## Stated exercise
Copy out the data lines starting at the one containing "stormy-sky-background: Weather App" and ending at the one containing "humidity-stat: 66% Humidity", both included, with each line unchanged.

## BEGIN Provided material

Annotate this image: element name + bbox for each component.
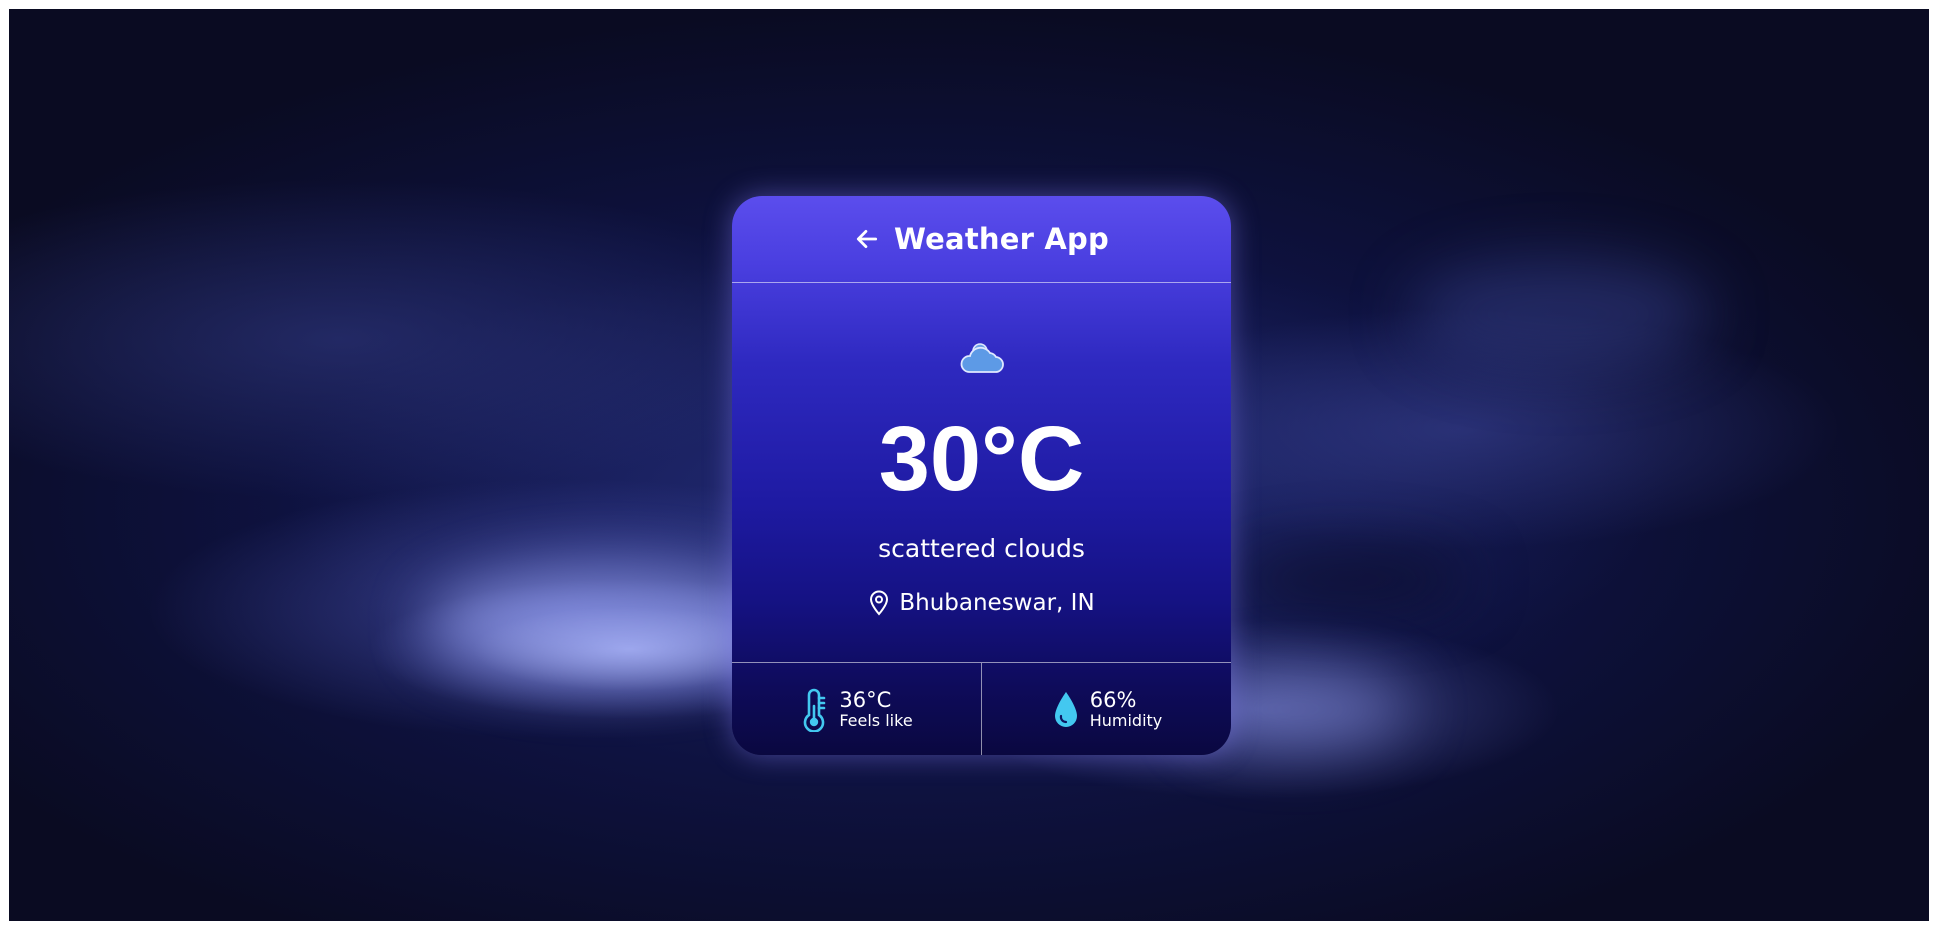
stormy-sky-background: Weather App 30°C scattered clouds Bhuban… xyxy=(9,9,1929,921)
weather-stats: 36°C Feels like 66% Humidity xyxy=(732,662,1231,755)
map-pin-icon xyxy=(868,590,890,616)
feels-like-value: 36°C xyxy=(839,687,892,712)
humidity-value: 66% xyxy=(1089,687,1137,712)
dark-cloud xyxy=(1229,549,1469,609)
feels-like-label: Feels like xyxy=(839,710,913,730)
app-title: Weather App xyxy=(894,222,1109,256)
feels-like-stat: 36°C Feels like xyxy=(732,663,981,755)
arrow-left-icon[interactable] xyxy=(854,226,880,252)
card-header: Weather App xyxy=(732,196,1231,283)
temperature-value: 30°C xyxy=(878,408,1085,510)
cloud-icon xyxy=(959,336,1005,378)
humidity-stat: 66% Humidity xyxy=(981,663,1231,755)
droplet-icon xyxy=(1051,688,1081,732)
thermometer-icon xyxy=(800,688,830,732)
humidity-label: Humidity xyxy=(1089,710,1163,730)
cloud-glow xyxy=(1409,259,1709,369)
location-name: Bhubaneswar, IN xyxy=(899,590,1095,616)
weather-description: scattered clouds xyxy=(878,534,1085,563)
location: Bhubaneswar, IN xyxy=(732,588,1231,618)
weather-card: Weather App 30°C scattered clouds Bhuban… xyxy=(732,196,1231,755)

## END Provided material
## BEGIN Provided material

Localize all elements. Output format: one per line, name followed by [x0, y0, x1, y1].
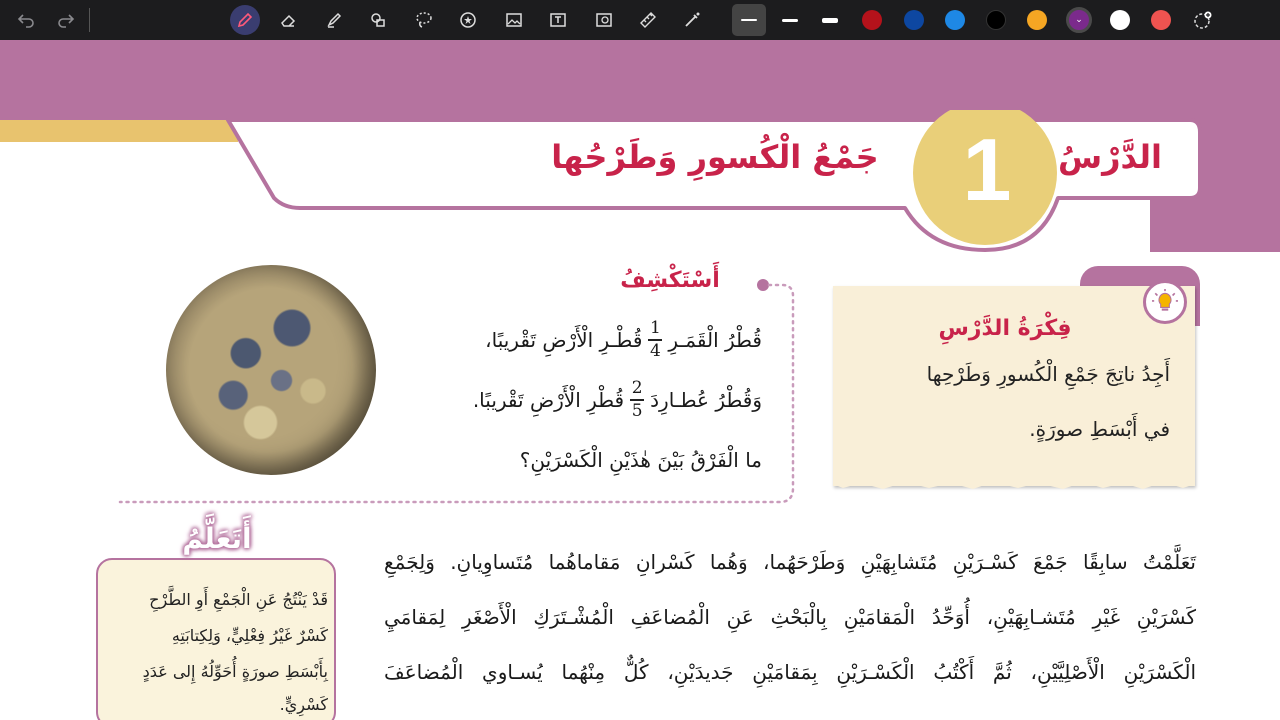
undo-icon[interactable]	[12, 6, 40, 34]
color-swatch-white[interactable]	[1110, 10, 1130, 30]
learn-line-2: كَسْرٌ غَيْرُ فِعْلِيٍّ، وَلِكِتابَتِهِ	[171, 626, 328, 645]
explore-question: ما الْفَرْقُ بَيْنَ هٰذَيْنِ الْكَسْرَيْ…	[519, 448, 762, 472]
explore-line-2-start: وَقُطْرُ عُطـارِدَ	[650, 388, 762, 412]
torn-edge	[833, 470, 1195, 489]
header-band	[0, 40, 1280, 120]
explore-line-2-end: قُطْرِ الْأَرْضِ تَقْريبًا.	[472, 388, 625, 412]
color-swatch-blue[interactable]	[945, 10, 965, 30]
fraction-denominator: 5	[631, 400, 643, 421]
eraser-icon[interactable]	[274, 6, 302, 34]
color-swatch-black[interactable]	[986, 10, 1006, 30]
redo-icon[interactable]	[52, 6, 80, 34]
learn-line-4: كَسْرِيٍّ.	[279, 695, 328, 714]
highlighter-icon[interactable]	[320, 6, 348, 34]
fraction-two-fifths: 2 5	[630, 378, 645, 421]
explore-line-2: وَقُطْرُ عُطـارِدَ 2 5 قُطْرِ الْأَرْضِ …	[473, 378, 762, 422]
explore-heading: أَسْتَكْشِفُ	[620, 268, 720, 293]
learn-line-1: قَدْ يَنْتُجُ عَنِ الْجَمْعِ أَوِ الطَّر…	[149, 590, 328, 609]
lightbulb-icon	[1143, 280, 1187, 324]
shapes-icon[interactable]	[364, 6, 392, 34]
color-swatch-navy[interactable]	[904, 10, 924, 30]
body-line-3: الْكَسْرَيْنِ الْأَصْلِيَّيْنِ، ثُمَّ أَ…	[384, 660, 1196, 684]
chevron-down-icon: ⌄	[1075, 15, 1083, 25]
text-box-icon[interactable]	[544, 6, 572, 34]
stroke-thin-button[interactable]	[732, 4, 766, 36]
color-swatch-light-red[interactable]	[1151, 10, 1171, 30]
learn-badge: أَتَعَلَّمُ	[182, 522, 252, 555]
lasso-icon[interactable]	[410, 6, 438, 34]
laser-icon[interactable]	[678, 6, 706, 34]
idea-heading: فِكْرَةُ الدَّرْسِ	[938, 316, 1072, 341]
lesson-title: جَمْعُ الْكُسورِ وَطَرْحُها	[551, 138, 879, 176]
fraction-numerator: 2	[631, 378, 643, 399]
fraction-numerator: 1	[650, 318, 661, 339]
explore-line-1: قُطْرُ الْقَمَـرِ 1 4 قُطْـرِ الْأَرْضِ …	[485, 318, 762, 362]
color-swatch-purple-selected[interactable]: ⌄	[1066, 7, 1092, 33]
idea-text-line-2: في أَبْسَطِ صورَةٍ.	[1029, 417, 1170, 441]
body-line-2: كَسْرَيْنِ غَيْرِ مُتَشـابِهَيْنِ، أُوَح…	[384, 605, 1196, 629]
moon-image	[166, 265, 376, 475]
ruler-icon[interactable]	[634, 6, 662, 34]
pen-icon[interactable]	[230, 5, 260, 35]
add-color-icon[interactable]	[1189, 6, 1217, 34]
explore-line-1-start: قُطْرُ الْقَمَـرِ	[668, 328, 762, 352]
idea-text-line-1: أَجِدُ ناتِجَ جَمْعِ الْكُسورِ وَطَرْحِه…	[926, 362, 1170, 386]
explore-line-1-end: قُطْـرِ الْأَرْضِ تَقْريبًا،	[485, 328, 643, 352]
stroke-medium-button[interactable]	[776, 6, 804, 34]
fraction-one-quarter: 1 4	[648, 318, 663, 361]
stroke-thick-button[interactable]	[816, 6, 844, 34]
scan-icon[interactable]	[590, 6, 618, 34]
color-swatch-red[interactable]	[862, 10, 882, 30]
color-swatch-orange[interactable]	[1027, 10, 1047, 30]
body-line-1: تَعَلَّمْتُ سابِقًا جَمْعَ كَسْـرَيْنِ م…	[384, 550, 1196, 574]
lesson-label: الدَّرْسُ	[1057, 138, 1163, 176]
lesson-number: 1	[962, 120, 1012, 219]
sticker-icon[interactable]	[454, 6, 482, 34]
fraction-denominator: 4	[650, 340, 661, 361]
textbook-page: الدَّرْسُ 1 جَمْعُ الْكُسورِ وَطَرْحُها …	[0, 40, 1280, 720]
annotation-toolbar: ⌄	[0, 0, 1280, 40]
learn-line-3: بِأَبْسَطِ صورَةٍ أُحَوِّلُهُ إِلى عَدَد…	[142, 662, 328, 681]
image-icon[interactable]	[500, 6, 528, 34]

## END Provided material

## Full answer
stormy-sky-background: Weather App 30°C scattered clouds Bhuban… xyxy=(9,9,1929,921)
weather-stats: 36°C Feels like 66% Humidity xyxy=(732,662,1231,755)
map-pin-icon xyxy=(868,590,890,616)
feels-like-value: 36°C xyxy=(839,687,892,712)
humidity-value: 66% xyxy=(1089,687,1137,712)
dark-cloud xyxy=(1229,549,1469,609)
feels-like-label: Feels like xyxy=(839,710,913,730)
app-title: Weather App xyxy=(894,222,1109,256)
feels-like-stat: 36°C Feels like xyxy=(732,663,981,755)
arrow-left-icon[interactable] xyxy=(854,226,880,252)
card-header: Weather App xyxy=(732,196,1231,283)
temperature-value: 30°C xyxy=(878,408,1085,510)
cloud-icon xyxy=(959,336,1005,378)
humidity-stat: 66% Humidity xyxy=(981,663,1231,755)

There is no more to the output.